## YOUR TASK
Find the line containing "Serialize everything readable" in the listing below; reproduce it and every line after, exactly. Skip pictures.

Figure content listings:
——

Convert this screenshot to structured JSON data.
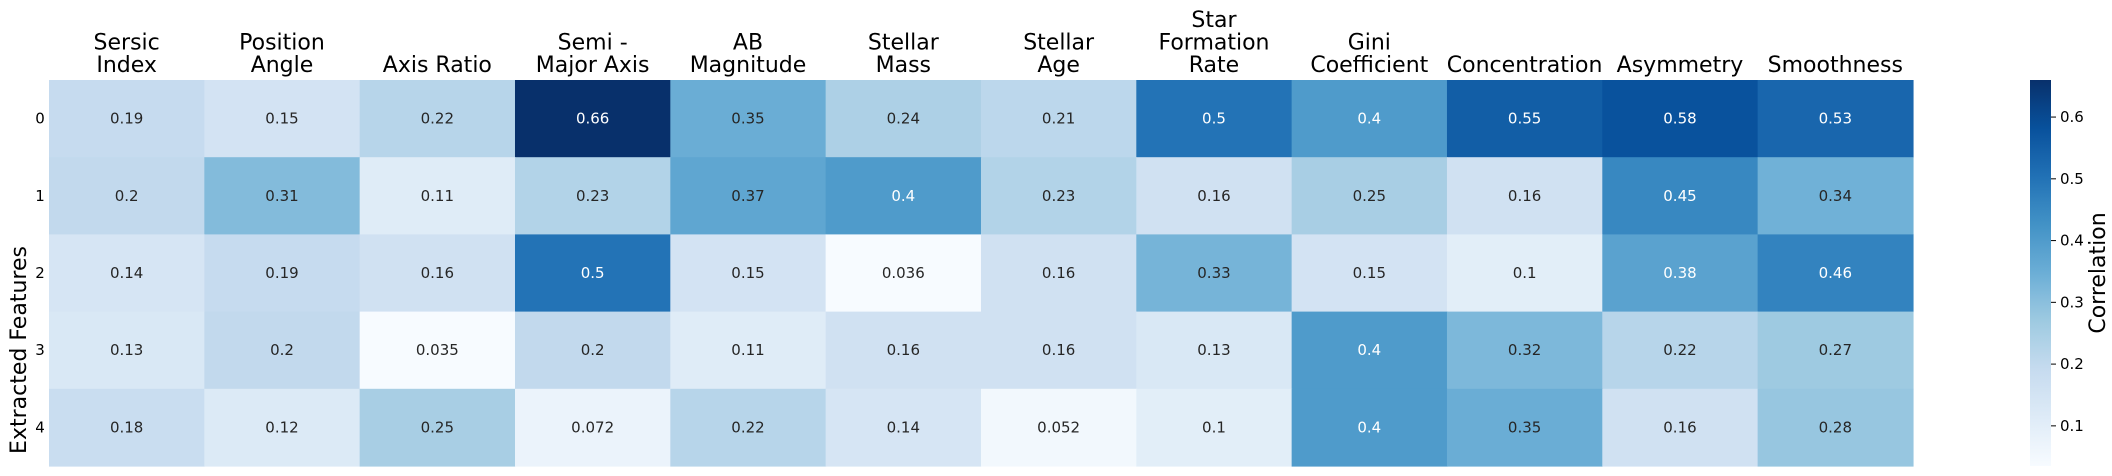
{
  "chart_data": {
    "type": "heatmap",
    "title": "",
    "xlabel": "",
    "ylabel": "Extracted Features",
    "columns": [
      [
        "Sersic",
        "Index"
      ],
      [
        "Position",
        "Angle"
      ],
      [
        "Axis Ratio"
      ],
      [
        "Semi -",
        "Major Axis"
      ],
      [
        "AB",
        "Magnitude"
      ],
      [
        "Stellar",
        "Mass"
      ],
      [
        "Stellar",
        "Age"
      ],
      [
        "Star",
        "Formation",
        "Rate"
      ],
      [
        "Gini",
        "Coefficient"
      ],
      [
        "Concentration"
      ],
      [
        "Asymmetry"
      ],
      [
        "Smoothness"
      ]
    ],
    "rows": [
      "0",
      "1",
      "2",
      "3",
      "4"
    ],
    "values": [
      [
        0.19,
        0.15,
        0.22,
        0.66,
        0.35,
        0.24,
        0.21,
        0.5,
        0.4,
        0.55,
        0.58,
        0.53
      ],
      [
        0.2,
        0.31,
        0.11,
        0.23,
        0.37,
        0.4,
        0.23,
        0.16,
        0.25,
        0.16,
        0.45,
        0.34
      ],
      [
        0.14,
        0.19,
        0.16,
        0.5,
        0.15,
        0.036,
        0.16,
        0.33,
        0.15,
        0.1,
        0.38,
        0.46
      ],
      [
        0.13,
        0.2,
        0.035,
        0.2,
        0.11,
        0.16,
        0.16,
        0.13,
        0.4,
        0.32,
        0.22,
        0.27
      ],
      [
        0.18,
        0.12,
        0.25,
        0.072,
        0.22,
        0.14,
        0.052,
        0.1,
        0.4,
        0.35,
        0.16,
        0.28
      ]
    ],
    "colormap": "Blues",
    "vmin": 0.035,
    "vmax": 0.66,
    "colorbar": {
      "label": "Correlation",
      "ticks": [
        0.1,
        0.2,
        0.3,
        0.4,
        0.5,
        0.6
      ],
      "tick_labels": [
        "0.1",
        "0.2",
        "0.3",
        "0.4",
        "0.5",
        "0.6"
      ]
    },
    "grid": false
  }
}
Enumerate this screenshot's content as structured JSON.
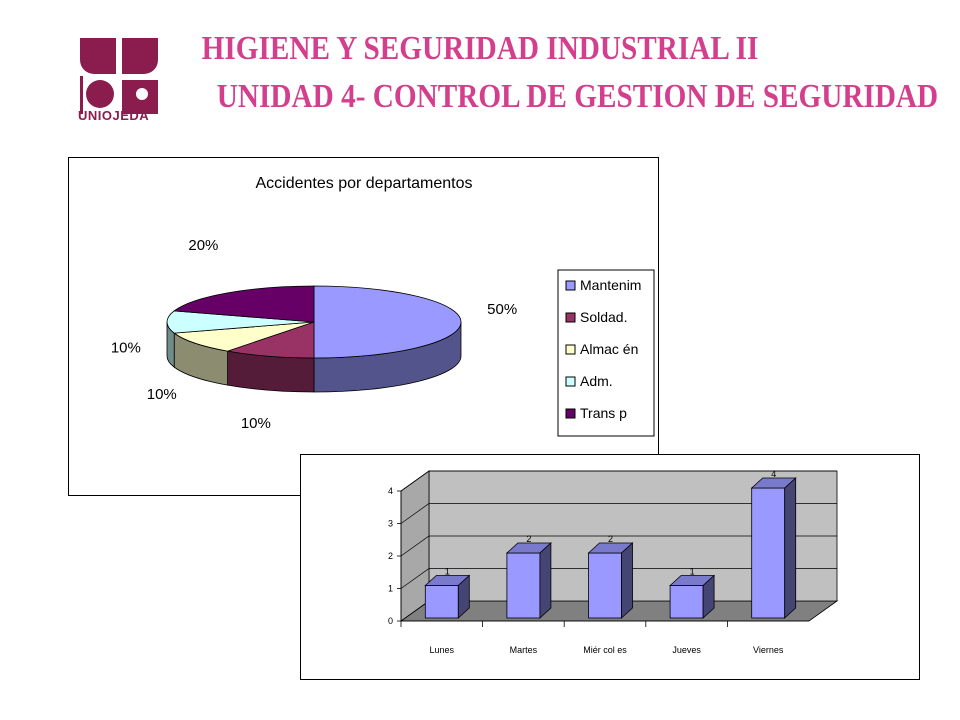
{
  "header": {
    "logo_text": "UNIOJEDA",
    "title_line1": "HIGIENE Y SEGURIDAD INDUSTRIAL II",
    "title_line2": "UNIDAD 4- CONTROL DE GESTION DE SEGURIDAD"
  },
  "colors": {
    "title": "#d43f8d",
    "logo": "#8a1d4e"
  },
  "chart_data": [
    {
      "type": "pie",
      "title": "Accidentes por departamentos",
      "categories": [
        "Mantenim",
        "Soldad.",
        "Almacén",
        "Adm.",
        "Transp"
      ],
      "values": [
        50,
        10,
        10,
        10,
        20
      ],
      "data_labels": [
        "50%",
        "10%",
        "10%",
        "10%",
        "20%"
      ],
      "colors": [
        "#9999ff",
        "#993366",
        "#ffffcc",
        "#ccffff",
        "#660066"
      ],
      "legend_placement": "right",
      "legend_labels": [
        "Mantenim",
        "Soldad.",
        "Almac én",
        "Adm.",
        "Trans p"
      ],
      "style": "3d"
    },
    {
      "type": "bar",
      "title": "",
      "categories": [
        "Lunes",
        "Martes",
        "Miércoles",
        "Jueves",
        "Viernes"
      ],
      "category_labels": [
        "Lunes",
        "Martes",
        "Miér col es",
        "Jueves",
        "Viernes"
      ],
      "values": [
        1,
        2,
        2,
        1,
        4
      ],
      "data_labels": [
        "1",
        "2",
        "2",
        "1",
        "4"
      ],
      "ylim": [
        0,
        4
      ],
      "yticks": [
        0,
        1,
        2,
        3,
        4
      ],
      "ytick_labels": [
        "0",
        "1",
        "2",
        "3",
        "4"
      ],
      "xlabel": "",
      "ylabel": "",
      "grid": true,
      "bar_color": "#9999ff",
      "style": "3d"
    }
  ]
}
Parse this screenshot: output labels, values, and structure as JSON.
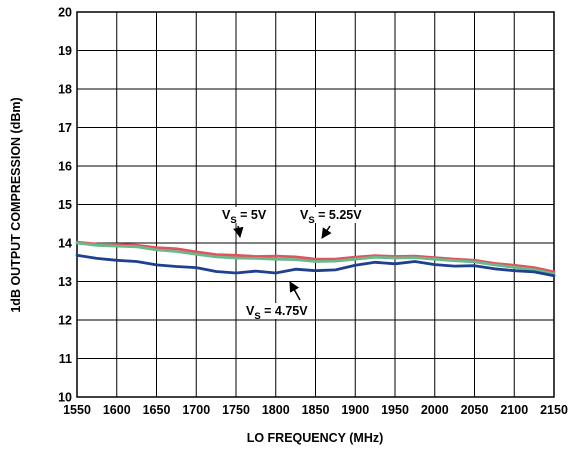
{
  "chart_data": {
    "type": "line",
    "xlabel": "LO FREQUENCY (MHz)",
    "ylabel": "1dB OUTPUT COMPRESSION (dBm)",
    "xlim": [
      1550,
      2150
    ],
    "ylim": [
      10,
      20
    ],
    "x_ticks": [
      "1550",
      "1600",
      "1650",
      "1700",
      "1750",
      "1800",
      "1850",
      "1900",
      "1950",
      "2000",
      "2050",
      "2100",
      "2150"
    ],
    "y_ticks": [
      "10",
      "11",
      "12",
      "13",
      "14",
      "15",
      "16",
      "17",
      "18",
      "19",
      "20"
    ],
    "grid": true,
    "x": [
      1550,
      1575,
      1600,
      1625,
      1650,
      1675,
      1700,
      1725,
      1750,
      1775,
      1800,
      1825,
      1850,
      1875,
      1900,
      1925,
      1950,
      1975,
      2000,
      2025,
      2050,
      2075,
      2100,
      2125,
      2150
    ],
    "series": [
      {
        "color": "#e0535f",
        "values": [
          14.02,
          13.97,
          13.96,
          13.94,
          13.88,
          13.85,
          13.77,
          13.7,
          13.68,
          13.65,
          13.66,
          13.64,
          13.58,
          13.58,
          13.63,
          13.67,
          13.65,
          13.66,
          13.62,
          13.58,
          13.55,
          13.47,
          13.42,
          13.36,
          13.25
        ]
      },
      {
        "color": "#6ab98a",
        "values": [
          14.0,
          13.94,
          13.92,
          13.9,
          13.82,
          13.78,
          13.71,
          13.64,
          13.61,
          13.6,
          13.58,
          13.57,
          13.52,
          13.53,
          13.58,
          13.63,
          13.61,
          13.62,
          13.58,
          13.54,
          13.51,
          13.43,
          13.37,
          13.31,
          13.2
        ]
      },
      {
        "color": "#1f3f8f",
        "values": [
          13.68,
          13.6,
          13.55,
          13.52,
          13.43,
          13.39,
          13.36,
          13.26,
          13.22,
          13.27,
          13.22,
          13.32,
          13.28,
          13.3,
          13.42,
          13.5,
          13.46,
          13.52,
          13.44,
          13.4,
          13.41,
          13.33,
          13.28,
          13.25,
          13.15
        ]
      }
    ],
    "annotations": [
      {
        "main": "V",
        "sub": "S",
        "rest": " = 5V"
      },
      {
        "main": "V",
        "sub": "S",
        "rest": " = 5.25V"
      },
      {
        "main": "V",
        "sub": "S",
        "rest": " = 4.75V"
      }
    ]
  }
}
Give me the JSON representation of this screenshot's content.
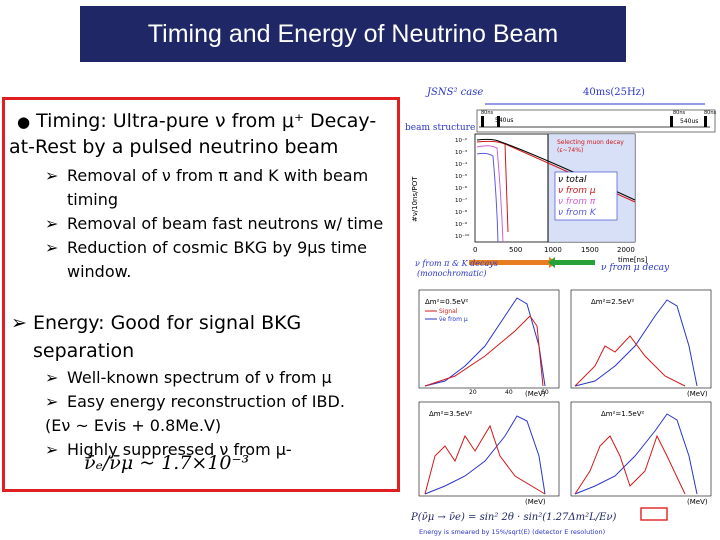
{
  "title": "Timing and Energy of Neutrino Beam",
  "timing": {
    "bullet": "●",
    "label": "Timing:",
    "line1": " Ultra-pure ν from μ⁺ Decay-",
    "line2": "at-Rest by a pulsed neutrino beam",
    "items": [
      {
        "a": "Removal of ν from π and K  with beam",
        "b": "timing"
      },
      {
        "a": "Removal of beam fast neutrons w/ time"
      },
      {
        "a": "Reduction of cosmic BKG by 9μs time",
        "b": "window."
      }
    ]
  },
  "energy": {
    "label": "Energy:",
    "line1": "  Good for signal BKG",
    "line2": "separation",
    "items": [
      {
        "a": "Well-known spectrum of ν from μ"
      },
      {
        "a": "Easy energy reconstruction of IBD.",
        "b": "(Eν ~ Evis + 0.8Me.V)"
      },
      {
        "a": "Highly suppressed ν from μ-"
      }
    ]
  },
  "formula": {
    "text": "ν̄ₑ/ν̄μ ~ 1.7×10⁻³"
  },
  "timing_figure": {
    "case_label": "JSNS² case",
    "rate_label": "40ms(25Hz)",
    "beam_structure": "beam structure",
    "pulse_1": "540us",
    "pulse_2": "540us",
    "pulse_a": "80ns",
    "pulse_b": "80ns",
    "pulse_c": "80ns",
    "ylabel": "#ν/10ns/POT",
    "xlabel": "time[ns]",
    "x_ticks": [
      "0",
      "500",
      "1000",
      "1500",
      "2000"
    ],
    "y_ticks": [
      "10⁻²",
      "10⁻³",
      "10⁻⁴",
      "10⁻⁵",
      "10⁻⁶",
      "10⁻⁷",
      "10⁻⁸",
      "10⁻⁹",
      "10⁻¹⁰"
    ],
    "select_label_1": "Selecting muon decay",
    "select_label_2": "(ε~74%)",
    "legend": [
      "ν total",
      "ν from μ",
      "ν from π",
      "ν from K"
    ],
    "bottom_left": "ν from π & K decays",
    "bottom_left2": "(monochromatic)",
    "bottom_right": "ν from μ decay"
  },
  "energy_figures": {
    "panels": [
      {
        "label": "Δm²=0.5eV²"
      },
      {
        "label": "Δm²=2.5eV²"
      },
      {
        "label": "Δm²=3.5eV²"
      },
      {
        "label": "Δm²=1.5eV²"
      }
    ],
    "legend_signal": "Signal",
    "legend_bkg": "ν̄e from μ",
    "unit": "(MeV)",
    "ticks_x": [
      "20",
      "40",
      "60"
    ],
    "oscillation_formula": "P(ν̄μ → ν̄e) = sin² 2θ · sin²(1.27Δm²L/Eν)",
    "footnote": "Energy is smeared by 15%/sqrt(E) (detector E resolution)"
  }
}
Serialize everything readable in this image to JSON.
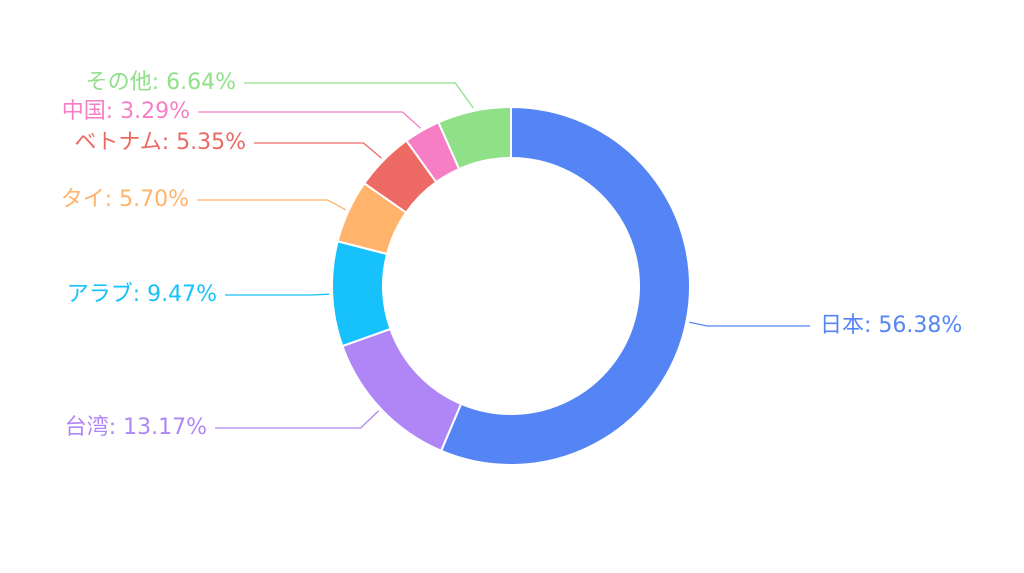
{
  "chart_data": {
    "type": "donut",
    "values": [
      56.38,
      13.17,
      9.47,
      5.7,
      5.35,
      3.29,
      6.64
    ],
    "value_labels": [
      "日本: 56.38%",
      "台湾: 13.17%",
      "アラブ: 9.47%",
      "タイ: 5.70%",
      "ベトナム: 5.35%",
      "中国: 3.29%",
      "その他: 6.64%"
    ],
    "colors": [
      "#5585f5",
      "#b086f7",
      "#17c1fb",
      "#ffb36b",
      "#ec6a63",
      "#f57ec4",
      "#8fe087"
    ]
  }
}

——

## THE SOLUTION
Serialize everything readable in this image to JSON.
{
  "chart_data": {
    "type": "donut",
    "values": [
      56.38,
      13.17,
      9.47,
      5.7,
      5.35,
      3.29,
      6.64
    ],
    "value_labels": [
      "日本: 56.38%",
      "台湾: 13.17%",
      "アラブ: 9.47%",
      "タイ: 5.70%",
      "ベトナム: 5.35%",
      "中国: 3.29%",
      "その他: 6.64%"
    ],
    "colors": [
      "#5585f5",
      "#b086f7",
      "#17c1fb",
      "#ffb36b",
      "#ec6a63",
      "#f57ec4",
      "#8fe087"
    ]
  }
}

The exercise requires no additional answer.